■ SELECTED TEXT:
I might missing something... this looks very similar to NF_HOOK_COND
but it's open-coded.

My question, could you still use NF_HOOK_COND?

        ret = NF_HOOK_COND(NFPROTO_IPV6, ..., vrf_output6_direct_finish);

just update the okfn.

> +
> +	if (likely(err == 1))

I'd suggest you remove likely() here and elsewhere in this patch.
Just let the branch predictor make its work instead of assuming that
the ruleset accepts traffic.

> +		vrf_finish_direct(skb);
> +
> +	return err;
> +}
> +
> +static int vrf_ip6_out_direct_finish(struct net *net, struct sock *sk,
> +				     struct sk_buff *skb)
> +{
> +	int err;
> +
> +	err = vrf_output6_direct(net, sk, skb);
> +	if (likely(err == 1))
> +		err = vrf_ip6_local_out(net, sk, skb);
> +
> +	return err;
>  }
>  
>  static struct sk_buff *vrf_ip6_out_direct(struct net_device *vrf_dev,
> @@ -728,18 +754,15 @@ static struct sk_buff *vrf_ip6_out_direct(struct net_device *vrf_dev,
>  	skb->dev = vrf_dev;
>  
>  	err = nf_hook(NFPROTO_IPV6, NF_INET_LOCAL_OUT, net, sk,
> -		      skb, NULL, vrf_dev, vrf_output6_direct);
> +		      skb, NULL, vrf_dev, vrf_ip6_out_direct_finish);
>  
>  	if (likely(err == 1))

■ RECORDS PROVIDED:

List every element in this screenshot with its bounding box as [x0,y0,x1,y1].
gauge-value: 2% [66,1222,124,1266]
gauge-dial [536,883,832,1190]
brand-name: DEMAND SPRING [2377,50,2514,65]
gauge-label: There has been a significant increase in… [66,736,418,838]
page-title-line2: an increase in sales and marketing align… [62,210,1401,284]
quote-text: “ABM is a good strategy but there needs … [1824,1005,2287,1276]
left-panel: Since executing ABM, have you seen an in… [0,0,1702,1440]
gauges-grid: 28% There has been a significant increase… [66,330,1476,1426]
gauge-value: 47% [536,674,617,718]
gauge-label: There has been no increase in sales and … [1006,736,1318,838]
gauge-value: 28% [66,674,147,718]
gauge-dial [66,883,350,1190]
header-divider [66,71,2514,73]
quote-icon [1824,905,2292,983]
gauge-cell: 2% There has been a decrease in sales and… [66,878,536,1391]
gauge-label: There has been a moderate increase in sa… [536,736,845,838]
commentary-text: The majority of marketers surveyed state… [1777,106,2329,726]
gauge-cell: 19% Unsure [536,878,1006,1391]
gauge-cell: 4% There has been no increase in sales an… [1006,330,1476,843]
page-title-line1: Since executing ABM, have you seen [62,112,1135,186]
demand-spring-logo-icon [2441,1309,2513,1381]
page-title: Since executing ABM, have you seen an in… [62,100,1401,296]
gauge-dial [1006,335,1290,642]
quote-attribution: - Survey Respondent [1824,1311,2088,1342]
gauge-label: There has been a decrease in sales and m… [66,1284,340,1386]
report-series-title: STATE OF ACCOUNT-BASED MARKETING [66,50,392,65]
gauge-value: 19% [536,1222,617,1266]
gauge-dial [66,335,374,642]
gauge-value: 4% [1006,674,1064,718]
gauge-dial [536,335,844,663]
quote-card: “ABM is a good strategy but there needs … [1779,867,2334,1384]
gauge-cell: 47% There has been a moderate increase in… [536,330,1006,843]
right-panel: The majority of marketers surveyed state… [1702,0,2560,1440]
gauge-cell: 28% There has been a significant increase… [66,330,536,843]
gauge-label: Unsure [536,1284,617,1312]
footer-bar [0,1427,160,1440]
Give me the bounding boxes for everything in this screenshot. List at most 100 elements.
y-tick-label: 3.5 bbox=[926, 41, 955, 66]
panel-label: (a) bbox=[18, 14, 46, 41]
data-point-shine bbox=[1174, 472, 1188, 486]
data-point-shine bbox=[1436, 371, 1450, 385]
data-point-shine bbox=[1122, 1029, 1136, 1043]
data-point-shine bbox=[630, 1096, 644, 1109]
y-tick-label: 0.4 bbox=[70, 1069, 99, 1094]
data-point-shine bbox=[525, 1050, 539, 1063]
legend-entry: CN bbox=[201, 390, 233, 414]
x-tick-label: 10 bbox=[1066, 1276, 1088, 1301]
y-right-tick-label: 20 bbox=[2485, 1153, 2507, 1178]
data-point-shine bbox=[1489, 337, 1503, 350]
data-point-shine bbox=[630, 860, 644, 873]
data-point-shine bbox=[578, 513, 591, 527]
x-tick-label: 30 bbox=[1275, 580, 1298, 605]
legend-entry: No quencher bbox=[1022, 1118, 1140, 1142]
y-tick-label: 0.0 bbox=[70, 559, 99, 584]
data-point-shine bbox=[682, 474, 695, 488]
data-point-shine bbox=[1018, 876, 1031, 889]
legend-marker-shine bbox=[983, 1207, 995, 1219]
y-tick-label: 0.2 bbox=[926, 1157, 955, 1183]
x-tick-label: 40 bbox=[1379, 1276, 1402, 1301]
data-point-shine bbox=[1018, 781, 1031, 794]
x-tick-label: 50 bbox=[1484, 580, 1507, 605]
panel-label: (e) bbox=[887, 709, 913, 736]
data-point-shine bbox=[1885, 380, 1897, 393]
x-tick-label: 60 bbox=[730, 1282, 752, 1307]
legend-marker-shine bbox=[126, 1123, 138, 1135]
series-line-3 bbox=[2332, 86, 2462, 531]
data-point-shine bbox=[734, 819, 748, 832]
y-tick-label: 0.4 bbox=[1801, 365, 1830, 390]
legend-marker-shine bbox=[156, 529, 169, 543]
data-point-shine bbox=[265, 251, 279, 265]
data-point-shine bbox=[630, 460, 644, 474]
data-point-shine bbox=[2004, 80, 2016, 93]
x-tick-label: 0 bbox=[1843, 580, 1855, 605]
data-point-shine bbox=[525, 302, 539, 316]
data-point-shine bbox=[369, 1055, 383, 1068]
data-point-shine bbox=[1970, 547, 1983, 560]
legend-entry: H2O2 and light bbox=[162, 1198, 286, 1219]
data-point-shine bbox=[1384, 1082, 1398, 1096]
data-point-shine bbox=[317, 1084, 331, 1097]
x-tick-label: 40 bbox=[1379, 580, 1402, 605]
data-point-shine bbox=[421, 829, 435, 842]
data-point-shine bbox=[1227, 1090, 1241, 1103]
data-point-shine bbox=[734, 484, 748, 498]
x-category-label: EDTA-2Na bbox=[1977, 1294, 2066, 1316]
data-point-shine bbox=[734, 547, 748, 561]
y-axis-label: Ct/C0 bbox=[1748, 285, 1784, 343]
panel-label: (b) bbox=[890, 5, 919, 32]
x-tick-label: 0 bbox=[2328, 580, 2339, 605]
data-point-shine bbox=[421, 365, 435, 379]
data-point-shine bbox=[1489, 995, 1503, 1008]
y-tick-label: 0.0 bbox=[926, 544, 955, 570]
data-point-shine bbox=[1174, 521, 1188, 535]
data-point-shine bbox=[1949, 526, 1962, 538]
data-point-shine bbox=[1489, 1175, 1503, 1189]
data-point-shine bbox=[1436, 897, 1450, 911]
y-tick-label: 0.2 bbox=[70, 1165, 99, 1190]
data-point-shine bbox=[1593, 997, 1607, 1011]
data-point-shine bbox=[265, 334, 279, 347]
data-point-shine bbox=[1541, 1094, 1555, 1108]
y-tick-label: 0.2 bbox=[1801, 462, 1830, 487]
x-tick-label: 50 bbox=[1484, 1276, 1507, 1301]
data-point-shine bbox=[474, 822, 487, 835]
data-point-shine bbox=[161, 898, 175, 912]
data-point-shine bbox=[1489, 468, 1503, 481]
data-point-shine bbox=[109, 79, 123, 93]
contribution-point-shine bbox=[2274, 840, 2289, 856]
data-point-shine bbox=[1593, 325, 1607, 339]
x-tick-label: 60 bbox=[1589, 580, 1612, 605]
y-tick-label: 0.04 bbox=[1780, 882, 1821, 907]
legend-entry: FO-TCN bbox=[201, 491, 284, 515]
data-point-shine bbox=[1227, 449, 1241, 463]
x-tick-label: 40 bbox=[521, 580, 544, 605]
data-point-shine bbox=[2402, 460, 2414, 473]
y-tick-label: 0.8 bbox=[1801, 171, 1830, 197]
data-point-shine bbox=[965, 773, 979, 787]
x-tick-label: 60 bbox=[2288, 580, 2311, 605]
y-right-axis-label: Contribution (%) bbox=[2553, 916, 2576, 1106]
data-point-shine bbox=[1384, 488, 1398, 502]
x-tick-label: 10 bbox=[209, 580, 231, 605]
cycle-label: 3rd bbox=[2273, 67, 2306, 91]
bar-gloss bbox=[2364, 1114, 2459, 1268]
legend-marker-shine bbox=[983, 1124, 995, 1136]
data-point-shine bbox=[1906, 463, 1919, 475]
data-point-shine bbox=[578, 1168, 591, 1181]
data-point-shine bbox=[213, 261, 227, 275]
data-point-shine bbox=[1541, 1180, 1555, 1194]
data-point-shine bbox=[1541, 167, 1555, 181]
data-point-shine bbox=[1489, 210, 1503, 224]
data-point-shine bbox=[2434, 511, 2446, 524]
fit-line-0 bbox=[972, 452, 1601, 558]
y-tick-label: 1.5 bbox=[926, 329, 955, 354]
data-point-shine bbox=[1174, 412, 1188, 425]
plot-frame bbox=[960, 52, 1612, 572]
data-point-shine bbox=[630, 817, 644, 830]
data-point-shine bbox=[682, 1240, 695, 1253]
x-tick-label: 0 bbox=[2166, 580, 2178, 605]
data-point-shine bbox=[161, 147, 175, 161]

■ TASK DESCRIPTION: Copy the passage of the patch review that begins at the words "I might missing" and stops after the words "update the okfn.". The records are separate material and have no connection to the patch review.

■ WORKED SOLUTION:
I might missing something... this looks very similar to NF_HOOK_COND
but it's open-coded.

My question, could you still use NF_HOOK_COND?

        ret = NF_HOOK_COND(NFPROTO_IPV6, ..., vrf_output6_direct_finish);

just update the okfn.